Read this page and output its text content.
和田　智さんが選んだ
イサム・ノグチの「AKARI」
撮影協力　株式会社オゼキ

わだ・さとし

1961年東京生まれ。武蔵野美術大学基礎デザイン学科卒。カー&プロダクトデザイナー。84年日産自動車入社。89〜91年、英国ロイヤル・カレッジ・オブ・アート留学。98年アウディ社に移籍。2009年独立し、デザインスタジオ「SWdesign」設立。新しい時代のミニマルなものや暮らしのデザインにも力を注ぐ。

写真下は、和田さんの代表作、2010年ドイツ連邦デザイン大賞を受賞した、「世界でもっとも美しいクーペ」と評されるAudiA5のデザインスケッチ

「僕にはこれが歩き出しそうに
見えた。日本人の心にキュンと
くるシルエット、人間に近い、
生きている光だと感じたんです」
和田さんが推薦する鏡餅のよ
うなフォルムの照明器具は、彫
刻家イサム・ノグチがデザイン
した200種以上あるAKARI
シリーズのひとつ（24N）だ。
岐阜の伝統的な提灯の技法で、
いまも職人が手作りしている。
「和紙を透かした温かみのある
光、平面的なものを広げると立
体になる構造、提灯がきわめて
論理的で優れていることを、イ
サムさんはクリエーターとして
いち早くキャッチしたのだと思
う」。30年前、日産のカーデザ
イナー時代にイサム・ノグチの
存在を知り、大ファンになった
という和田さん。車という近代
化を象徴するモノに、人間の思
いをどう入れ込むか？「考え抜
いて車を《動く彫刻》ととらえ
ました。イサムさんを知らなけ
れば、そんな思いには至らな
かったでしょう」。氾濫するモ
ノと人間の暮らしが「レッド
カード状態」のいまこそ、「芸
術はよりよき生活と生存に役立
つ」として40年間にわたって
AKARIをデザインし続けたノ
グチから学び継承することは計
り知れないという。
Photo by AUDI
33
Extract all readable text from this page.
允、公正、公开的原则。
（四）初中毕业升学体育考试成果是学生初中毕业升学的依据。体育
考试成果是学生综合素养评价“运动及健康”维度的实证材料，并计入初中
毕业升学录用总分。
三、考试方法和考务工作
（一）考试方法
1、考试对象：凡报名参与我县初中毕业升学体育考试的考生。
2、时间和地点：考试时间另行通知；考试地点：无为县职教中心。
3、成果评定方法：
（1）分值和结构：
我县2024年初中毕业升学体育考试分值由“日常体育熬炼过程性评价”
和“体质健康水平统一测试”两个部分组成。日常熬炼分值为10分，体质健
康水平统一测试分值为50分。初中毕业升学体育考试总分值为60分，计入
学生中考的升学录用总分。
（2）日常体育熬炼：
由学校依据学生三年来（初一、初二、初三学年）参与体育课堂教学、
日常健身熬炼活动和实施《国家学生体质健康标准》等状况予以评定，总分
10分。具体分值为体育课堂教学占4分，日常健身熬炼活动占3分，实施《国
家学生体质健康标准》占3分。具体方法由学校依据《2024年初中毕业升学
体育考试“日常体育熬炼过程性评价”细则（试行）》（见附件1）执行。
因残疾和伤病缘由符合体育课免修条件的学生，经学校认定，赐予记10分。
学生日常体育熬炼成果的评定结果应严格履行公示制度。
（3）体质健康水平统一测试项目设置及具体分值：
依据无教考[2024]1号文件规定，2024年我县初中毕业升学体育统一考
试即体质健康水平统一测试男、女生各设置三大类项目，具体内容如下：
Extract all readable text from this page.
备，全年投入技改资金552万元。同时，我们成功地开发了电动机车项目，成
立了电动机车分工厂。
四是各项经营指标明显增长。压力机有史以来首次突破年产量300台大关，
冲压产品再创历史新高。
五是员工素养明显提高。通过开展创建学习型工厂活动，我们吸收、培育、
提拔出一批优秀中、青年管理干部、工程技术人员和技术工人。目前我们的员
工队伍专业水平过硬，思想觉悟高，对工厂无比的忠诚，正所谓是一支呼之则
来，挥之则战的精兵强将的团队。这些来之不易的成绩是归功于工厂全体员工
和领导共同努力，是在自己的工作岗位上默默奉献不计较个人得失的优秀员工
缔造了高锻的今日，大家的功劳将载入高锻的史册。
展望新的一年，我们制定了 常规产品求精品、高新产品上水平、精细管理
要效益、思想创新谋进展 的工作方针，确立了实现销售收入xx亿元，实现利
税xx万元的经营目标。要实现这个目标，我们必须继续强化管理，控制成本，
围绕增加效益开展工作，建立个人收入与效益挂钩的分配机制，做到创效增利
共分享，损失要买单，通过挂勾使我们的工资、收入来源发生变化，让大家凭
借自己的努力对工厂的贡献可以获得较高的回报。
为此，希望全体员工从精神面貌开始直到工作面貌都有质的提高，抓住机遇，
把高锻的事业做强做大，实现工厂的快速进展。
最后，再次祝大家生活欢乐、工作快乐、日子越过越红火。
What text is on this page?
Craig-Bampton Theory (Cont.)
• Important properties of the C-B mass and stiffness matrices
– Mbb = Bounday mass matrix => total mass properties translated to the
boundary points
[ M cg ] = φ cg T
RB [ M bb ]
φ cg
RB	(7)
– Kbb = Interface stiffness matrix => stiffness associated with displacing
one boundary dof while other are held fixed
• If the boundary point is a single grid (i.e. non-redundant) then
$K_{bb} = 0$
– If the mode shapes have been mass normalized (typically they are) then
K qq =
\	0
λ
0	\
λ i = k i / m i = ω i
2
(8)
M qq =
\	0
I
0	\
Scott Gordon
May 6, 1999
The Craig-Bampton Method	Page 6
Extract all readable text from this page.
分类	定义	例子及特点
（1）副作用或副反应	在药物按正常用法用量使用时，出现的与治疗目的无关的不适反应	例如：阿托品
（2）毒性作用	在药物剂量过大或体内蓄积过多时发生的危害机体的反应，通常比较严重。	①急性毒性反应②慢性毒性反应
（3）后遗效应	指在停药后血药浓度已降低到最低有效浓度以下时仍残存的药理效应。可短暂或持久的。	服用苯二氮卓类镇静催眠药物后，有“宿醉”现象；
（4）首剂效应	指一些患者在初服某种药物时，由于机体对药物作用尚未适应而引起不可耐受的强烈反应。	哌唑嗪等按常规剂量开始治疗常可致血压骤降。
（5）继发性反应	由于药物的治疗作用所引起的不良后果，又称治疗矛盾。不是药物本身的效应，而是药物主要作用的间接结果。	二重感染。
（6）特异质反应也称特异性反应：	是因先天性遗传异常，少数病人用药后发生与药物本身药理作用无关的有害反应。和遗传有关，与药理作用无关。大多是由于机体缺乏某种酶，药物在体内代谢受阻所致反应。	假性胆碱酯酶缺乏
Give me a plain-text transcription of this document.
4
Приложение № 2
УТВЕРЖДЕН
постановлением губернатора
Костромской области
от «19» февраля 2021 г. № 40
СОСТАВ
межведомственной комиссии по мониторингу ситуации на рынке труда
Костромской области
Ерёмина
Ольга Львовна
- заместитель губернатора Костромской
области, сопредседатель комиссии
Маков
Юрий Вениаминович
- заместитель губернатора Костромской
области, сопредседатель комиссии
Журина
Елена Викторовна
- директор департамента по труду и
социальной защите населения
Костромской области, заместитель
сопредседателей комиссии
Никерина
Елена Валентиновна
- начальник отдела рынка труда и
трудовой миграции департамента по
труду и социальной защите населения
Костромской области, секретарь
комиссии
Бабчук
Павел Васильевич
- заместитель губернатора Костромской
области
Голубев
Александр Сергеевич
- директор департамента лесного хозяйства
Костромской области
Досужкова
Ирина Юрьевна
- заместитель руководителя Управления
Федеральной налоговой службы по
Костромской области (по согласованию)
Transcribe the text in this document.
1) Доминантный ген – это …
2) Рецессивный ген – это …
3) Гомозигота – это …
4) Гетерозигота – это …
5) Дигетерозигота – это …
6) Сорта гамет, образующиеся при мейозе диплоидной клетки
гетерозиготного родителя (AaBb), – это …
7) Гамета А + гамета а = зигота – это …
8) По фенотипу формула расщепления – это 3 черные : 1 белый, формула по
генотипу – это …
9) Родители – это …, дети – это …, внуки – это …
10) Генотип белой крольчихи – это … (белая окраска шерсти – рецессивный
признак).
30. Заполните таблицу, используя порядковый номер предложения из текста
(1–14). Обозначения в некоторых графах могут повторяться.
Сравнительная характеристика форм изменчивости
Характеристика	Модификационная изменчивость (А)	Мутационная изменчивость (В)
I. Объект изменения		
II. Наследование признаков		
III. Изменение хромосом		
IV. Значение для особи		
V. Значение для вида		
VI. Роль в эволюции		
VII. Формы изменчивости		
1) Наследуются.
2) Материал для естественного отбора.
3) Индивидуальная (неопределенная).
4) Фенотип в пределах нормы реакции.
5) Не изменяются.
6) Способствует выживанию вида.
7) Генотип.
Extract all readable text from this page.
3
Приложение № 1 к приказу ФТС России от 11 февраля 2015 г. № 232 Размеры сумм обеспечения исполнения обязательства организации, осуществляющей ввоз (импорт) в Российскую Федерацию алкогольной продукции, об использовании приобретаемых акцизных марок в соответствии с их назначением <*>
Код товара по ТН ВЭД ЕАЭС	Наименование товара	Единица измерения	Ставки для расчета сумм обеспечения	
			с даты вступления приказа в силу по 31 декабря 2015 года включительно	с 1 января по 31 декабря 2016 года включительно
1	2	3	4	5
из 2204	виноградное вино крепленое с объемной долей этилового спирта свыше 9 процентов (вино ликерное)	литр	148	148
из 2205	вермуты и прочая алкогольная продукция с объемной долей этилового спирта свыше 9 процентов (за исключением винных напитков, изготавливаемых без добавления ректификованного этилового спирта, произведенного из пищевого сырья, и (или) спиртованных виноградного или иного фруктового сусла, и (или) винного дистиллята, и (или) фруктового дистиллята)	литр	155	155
- - -
## Given instruction
Using the entries above, return each line in which the word "mass" occurs.

## Task result
• Important properties of the C-B mass and stiffness matrices
– Mbb = Bounday mass matrix => total mass properties translated to the
– If the mode shapes have been mass normalized (typically they are) then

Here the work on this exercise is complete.